— START OF DATASET ENTRIES —

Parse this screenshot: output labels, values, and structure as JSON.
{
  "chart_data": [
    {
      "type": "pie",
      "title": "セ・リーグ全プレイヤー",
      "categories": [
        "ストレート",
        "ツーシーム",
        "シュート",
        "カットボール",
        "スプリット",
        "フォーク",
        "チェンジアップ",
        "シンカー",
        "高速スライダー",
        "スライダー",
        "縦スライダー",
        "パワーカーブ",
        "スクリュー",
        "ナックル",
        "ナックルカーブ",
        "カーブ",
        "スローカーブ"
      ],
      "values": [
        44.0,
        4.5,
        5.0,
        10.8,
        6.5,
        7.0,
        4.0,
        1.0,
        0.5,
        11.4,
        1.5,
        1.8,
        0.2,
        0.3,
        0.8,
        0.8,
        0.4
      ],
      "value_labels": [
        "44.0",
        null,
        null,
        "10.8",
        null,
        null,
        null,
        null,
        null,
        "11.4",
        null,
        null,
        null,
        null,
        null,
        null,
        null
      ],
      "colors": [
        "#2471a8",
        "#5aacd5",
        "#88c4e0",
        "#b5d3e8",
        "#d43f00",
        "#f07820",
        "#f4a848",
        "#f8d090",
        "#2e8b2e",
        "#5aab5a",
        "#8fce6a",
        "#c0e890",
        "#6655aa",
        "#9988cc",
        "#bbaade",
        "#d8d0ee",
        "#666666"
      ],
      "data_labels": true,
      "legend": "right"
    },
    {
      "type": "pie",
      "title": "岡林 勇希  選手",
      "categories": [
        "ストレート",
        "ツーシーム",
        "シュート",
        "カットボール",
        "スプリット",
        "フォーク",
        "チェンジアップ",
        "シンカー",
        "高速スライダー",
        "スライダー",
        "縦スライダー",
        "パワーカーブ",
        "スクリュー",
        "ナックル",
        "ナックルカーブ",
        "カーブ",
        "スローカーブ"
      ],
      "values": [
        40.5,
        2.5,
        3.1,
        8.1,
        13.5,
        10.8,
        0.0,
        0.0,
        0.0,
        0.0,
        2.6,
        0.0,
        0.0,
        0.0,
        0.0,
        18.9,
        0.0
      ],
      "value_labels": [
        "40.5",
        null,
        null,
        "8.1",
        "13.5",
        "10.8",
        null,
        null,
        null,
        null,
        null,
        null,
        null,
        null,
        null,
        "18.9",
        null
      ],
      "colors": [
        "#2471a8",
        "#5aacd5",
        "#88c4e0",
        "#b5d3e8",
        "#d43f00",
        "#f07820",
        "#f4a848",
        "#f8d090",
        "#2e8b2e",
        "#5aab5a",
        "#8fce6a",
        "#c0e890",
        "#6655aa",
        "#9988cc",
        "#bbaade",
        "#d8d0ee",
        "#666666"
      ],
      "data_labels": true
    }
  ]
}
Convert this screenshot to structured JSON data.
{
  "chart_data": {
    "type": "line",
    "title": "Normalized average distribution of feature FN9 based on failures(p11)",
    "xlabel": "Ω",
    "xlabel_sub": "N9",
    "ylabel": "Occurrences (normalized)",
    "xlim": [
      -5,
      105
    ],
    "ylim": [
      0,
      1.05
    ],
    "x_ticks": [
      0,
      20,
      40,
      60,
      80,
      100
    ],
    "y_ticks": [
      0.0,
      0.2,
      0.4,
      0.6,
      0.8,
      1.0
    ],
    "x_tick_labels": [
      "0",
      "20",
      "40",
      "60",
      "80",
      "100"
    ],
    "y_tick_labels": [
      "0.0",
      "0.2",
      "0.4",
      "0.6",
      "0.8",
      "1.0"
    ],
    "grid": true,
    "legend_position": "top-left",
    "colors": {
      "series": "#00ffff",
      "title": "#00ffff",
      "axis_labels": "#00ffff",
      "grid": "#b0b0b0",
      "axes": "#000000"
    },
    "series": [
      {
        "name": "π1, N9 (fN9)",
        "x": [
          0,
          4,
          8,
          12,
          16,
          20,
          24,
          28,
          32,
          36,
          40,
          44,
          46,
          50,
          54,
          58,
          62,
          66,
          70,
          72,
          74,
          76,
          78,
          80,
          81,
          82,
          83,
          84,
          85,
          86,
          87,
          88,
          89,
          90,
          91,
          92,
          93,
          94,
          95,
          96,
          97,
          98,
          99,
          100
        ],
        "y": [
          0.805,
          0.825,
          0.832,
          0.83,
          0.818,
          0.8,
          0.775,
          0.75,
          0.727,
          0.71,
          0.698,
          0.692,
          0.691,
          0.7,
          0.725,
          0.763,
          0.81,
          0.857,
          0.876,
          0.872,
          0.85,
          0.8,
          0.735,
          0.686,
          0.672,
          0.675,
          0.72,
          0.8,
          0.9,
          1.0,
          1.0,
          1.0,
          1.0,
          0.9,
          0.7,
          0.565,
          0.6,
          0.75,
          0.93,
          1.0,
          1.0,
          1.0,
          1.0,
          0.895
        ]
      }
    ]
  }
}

— END OF DATASET ENTRIES —

**WHAT THIS TASK INVOLVES:**
Generate an exact reproduction of all entries.

**RESULT:**
Parse this screenshot: output labels, values, and structure as JSON.
{
  "chart_data": [
    {
      "type": "pie",
      "title": "セ・リーグ全プレイヤー",
      "categories": [
        "ストレート",
        "ツーシーム",
        "シュート",
        "カットボール",
        "スプリット",
        "フォーク",
        "チェンジアップ",
        "シンカー",
        "高速スライダー",
        "スライダー",
        "縦スライダー",
        "パワーカーブ",
        "スクリュー",
        "ナックル",
        "ナックルカーブ",
        "カーブ",
        "スローカーブ"
      ],
      "values": [
        44.0,
        4.5,
        5.0,
        10.8,
        6.5,
        7.0,
        4.0,
        1.0,
        0.5,
        11.4,
        1.5,
        1.8,
        0.2,
        0.3,
        0.8,
        0.8,
        0.4
      ],
      "value_labels": [
        "44.0",
        null,
        null,
        "10.8",
        null,
        null,
        null,
        null,
        null,
        "11.4",
        null,
        null,
        null,
        null,
        null,
        null,
        null
      ],
      "colors": [
        "#2471a8",
        "#5aacd5",
        "#88c4e0",
        "#b5d3e8",
        "#d43f00",
        "#f07820",
        "#f4a848",
        "#f8d090",
        "#2e8b2e",
        "#5aab5a",
        "#8fce6a",
        "#c0e890",
        "#6655aa",
        "#9988cc",
        "#bbaade",
        "#d8d0ee",
        "#666666"
      ],
      "data_labels": true,
      "legend": "right"
    },
    {
      "type": "pie",
      "title": "岡林 勇希  選手",
      "categories": [
        "ストレート",
        "ツーシーム",
        "シュート",
        "カットボール",
        "スプリット",
        "フォーク",
        "チェンジアップ",
        "シンカー",
        "高速スライダー",
        "スライダー",
        "縦スライダー",
        "パワーカーブ",
        "スクリュー",
        "ナックル",
        "ナックルカーブ",
        "カーブ",
        "スローカーブ"
      ],
      "values": [
        40.5,
        2.5,
        3.1,
        8.1,
        13.5,
        10.8,
        0.0,
        0.0,
        0.0,
        0.0,
        2.6,
        0.0,
        0.0,
        0.0,
        0.0,
        18.9,
        0.0
      ],
      "value_labels": [
        "40.5",
        null,
        null,
        "8.1",
        "13.5",
        "10.8",
        null,
        null,
        null,
        null,
        null,
        null,
        null,
        null,
        null,
        "18.9",
        null
      ],
      "colors": [
        "#2471a8",
        "#5aacd5",
        "#88c4e0",
        "#b5d3e8",
        "#d43f00",
        "#f07820",
        "#f4a848",
        "#f8d090",
        "#2e8b2e",
        "#5aab5a",
        "#8fce6a",
        "#c0e890",
        "#6655aa",
        "#9988cc",
        "#bbaade",
        "#d8d0ee",
        "#666666"
      ],
      "data_labels": true
    }
  ]
}
Convert this screenshot to structured JSON data.
{
  "chart_data": {
    "type": "line",
    "title": "Normalized average distribution of feature FN9 based on failures(p11)",
    "xlabel": "Ω",
    "xlabel_sub": "N9",
    "ylabel": "Occurrences (normalized)",
    "xlim": [
      -5,
      105
    ],
    "ylim": [
      0,
      1.05
    ],
    "x_ticks": [
      0,
      20,
      40,
      60,
      80,
      100
    ],
    "y_ticks": [
      0.0,
      0.2,
      0.4,
      0.6,
      0.8,
      1.0
    ],
    "x_tick_labels": [
      "0",
      "20",
      "40",
      "60",
      "80",
      "100"
    ],
    "y_tick_labels": [
      "0.0",
      "0.2",
      "0.4",
      "0.6",
      "0.8",
      "1.0"
    ],
    "grid": true,
    "legend_position": "top-left",
    "colors": {
      "series": "#00ffff",
      "title": "#00ffff",
      "axis_labels": "#00ffff",
      "grid": "#b0b0b0",
      "axes": "#000000"
    },
    "series": [
      {
        "name": "π1, N9 (fN9)",
        "x": [
          0,
          4,
          8,
          12,
          16,
          20,
          24,
          28,
          32,
          36,
          40,
          44,
          46,
          50,
          54,
          58,
          62,
          66,
          70,
          72,
          74,
          76,
          78,
          80,
          81,
          82,
          83,
          84,
          85,
          86,
          87,
          88,
          89,
          90,
          91,
          92,
          93,
          94,
          95,
          96,
          97,
          98,
          99,
          100
        ],
        "y": [
          0.805,
          0.825,
          0.832,
          0.83,
          0.818,
          0.8,
          0.775,
          0.75,
          0.727,
          0.71,
          0.698,
          0.692,
          0.691,
          0.7,
          0.725,
          0.763,
          0.81,
          0.857,
          0.876,
          0.872,
          0.85,
          0.8,
          0.735,
          0.686,
          0.672,
          0.675,
          0.72,
          0.8,
          0.9,
          1.0,
          1.0,
          1.0,
          1.0,
          0.9,
          0.7,
          0.565,
          0.6,
          0.75,
          0.93,
          1.0,
          1.0,
          1.0,
          1.0,
          0.895
        ]
      }
    ]
  }
}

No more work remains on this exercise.